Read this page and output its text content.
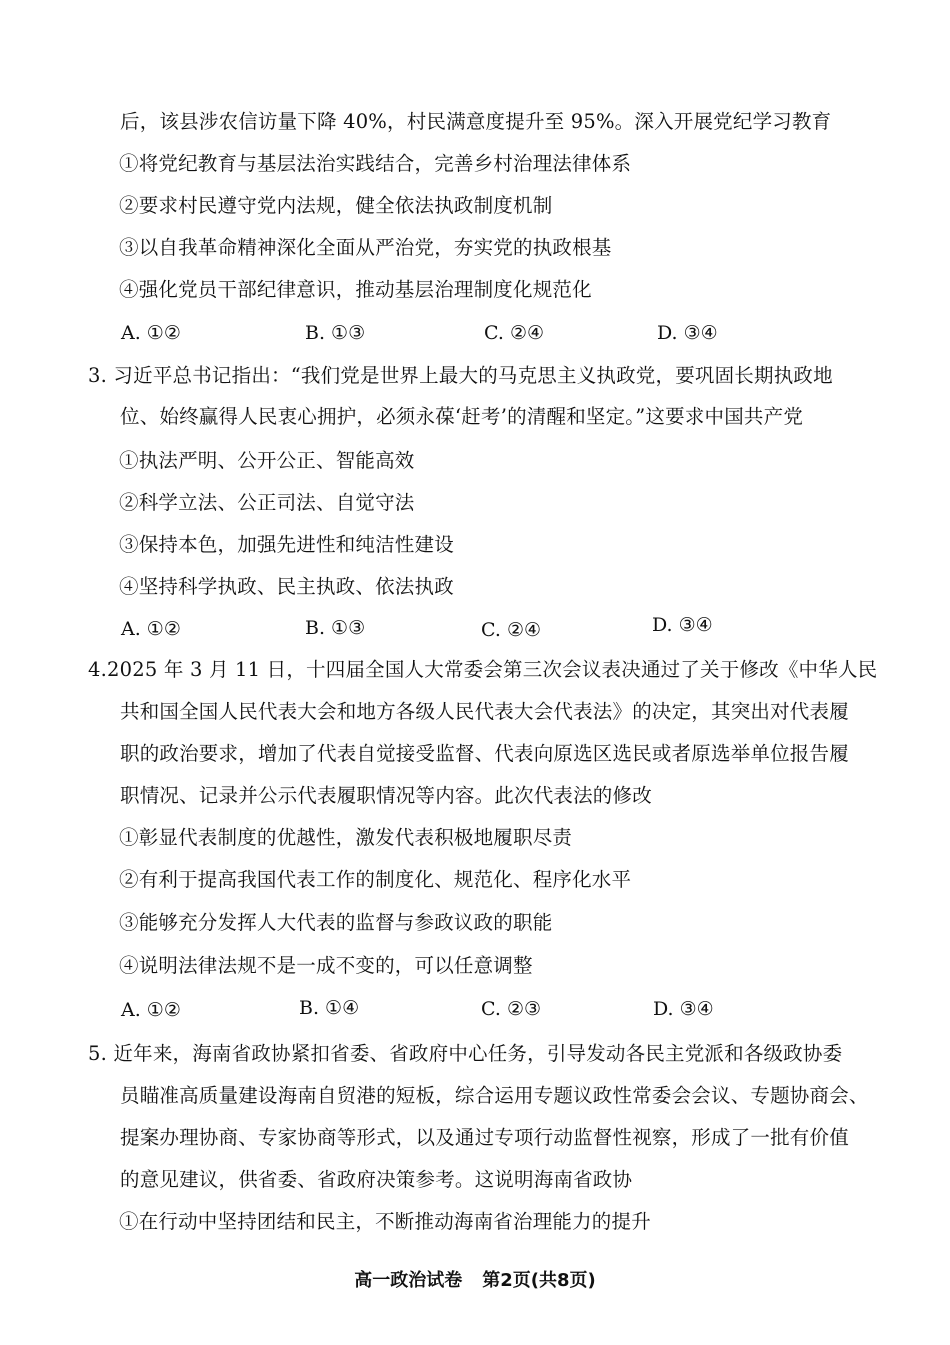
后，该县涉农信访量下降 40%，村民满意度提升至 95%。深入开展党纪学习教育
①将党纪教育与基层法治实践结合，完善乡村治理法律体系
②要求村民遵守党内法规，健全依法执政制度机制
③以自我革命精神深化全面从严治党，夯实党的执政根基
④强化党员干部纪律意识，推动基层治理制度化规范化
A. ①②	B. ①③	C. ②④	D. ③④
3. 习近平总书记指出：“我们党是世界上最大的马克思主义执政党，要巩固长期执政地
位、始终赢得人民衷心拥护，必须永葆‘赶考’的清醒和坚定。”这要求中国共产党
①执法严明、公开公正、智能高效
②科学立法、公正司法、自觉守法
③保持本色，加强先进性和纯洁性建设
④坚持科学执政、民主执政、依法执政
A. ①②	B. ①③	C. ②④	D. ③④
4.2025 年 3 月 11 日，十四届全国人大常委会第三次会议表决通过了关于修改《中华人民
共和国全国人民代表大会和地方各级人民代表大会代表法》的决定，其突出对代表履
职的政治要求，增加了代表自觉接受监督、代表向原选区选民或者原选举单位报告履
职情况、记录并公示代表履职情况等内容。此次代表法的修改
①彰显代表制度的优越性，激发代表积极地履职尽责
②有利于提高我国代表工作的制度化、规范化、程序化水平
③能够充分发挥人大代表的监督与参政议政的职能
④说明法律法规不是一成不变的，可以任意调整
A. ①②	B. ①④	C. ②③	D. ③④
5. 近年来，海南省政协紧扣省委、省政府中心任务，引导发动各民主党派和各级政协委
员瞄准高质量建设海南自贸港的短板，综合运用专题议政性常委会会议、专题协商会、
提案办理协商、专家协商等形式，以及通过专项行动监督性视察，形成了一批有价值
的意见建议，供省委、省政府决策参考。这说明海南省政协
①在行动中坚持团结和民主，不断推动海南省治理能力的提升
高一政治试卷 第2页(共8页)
...
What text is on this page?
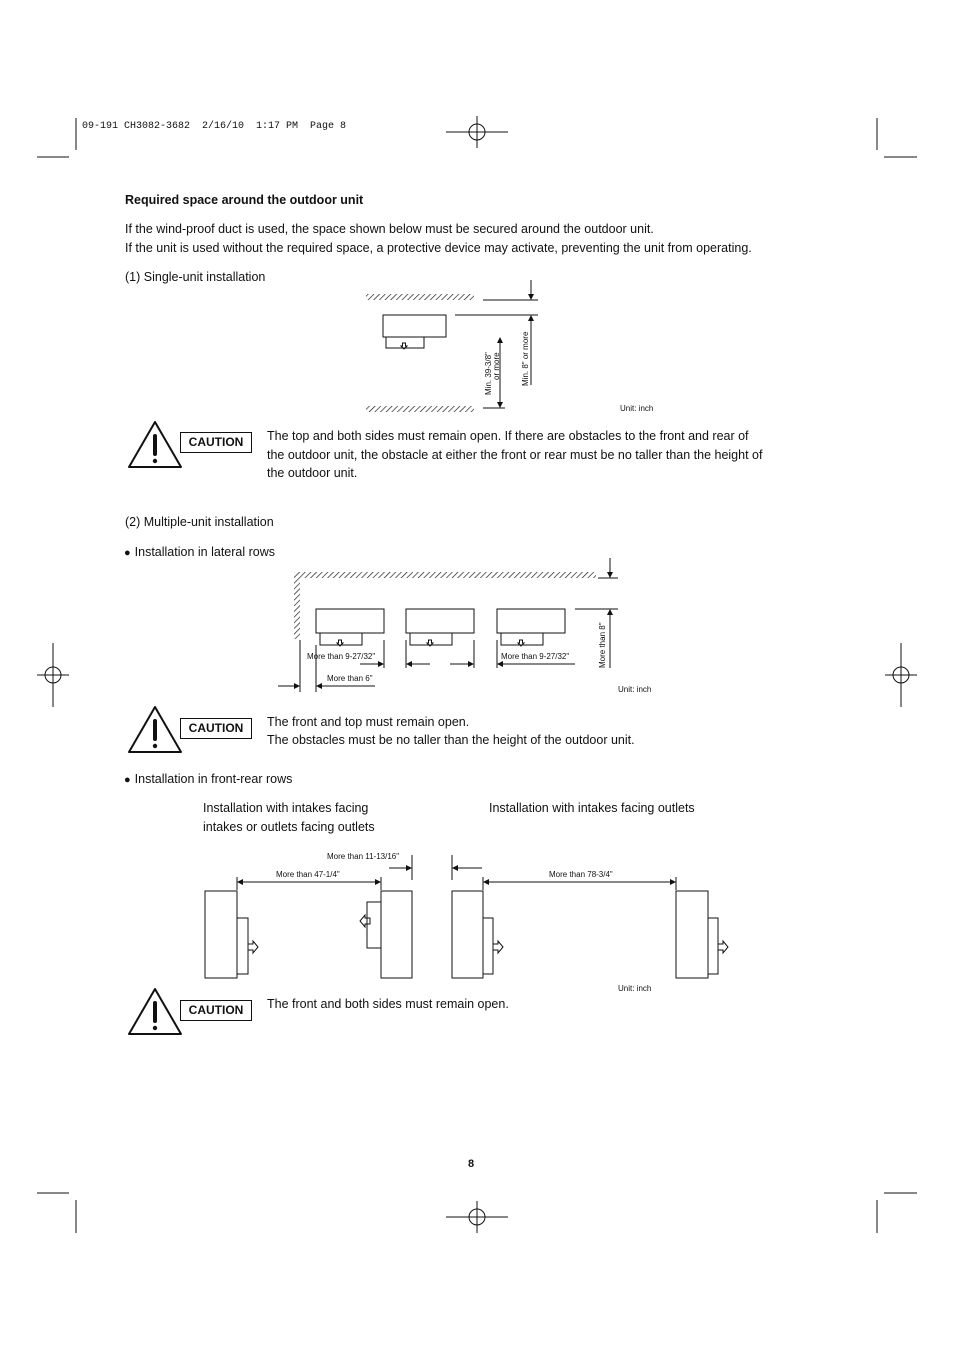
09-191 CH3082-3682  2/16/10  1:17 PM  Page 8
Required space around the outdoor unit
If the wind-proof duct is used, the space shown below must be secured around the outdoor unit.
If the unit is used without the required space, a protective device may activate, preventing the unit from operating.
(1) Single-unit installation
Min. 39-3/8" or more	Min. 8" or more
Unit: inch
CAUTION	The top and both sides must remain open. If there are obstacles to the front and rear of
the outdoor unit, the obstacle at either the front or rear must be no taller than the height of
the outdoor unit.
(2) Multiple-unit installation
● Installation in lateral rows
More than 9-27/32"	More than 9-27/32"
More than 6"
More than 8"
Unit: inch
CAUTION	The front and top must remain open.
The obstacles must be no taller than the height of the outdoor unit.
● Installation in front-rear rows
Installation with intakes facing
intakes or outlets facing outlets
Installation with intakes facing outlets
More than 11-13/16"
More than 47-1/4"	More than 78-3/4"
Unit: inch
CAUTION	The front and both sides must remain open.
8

Exercise:
Say how many lines include the word "outlets"; reply with the number alone.

Correct output:
2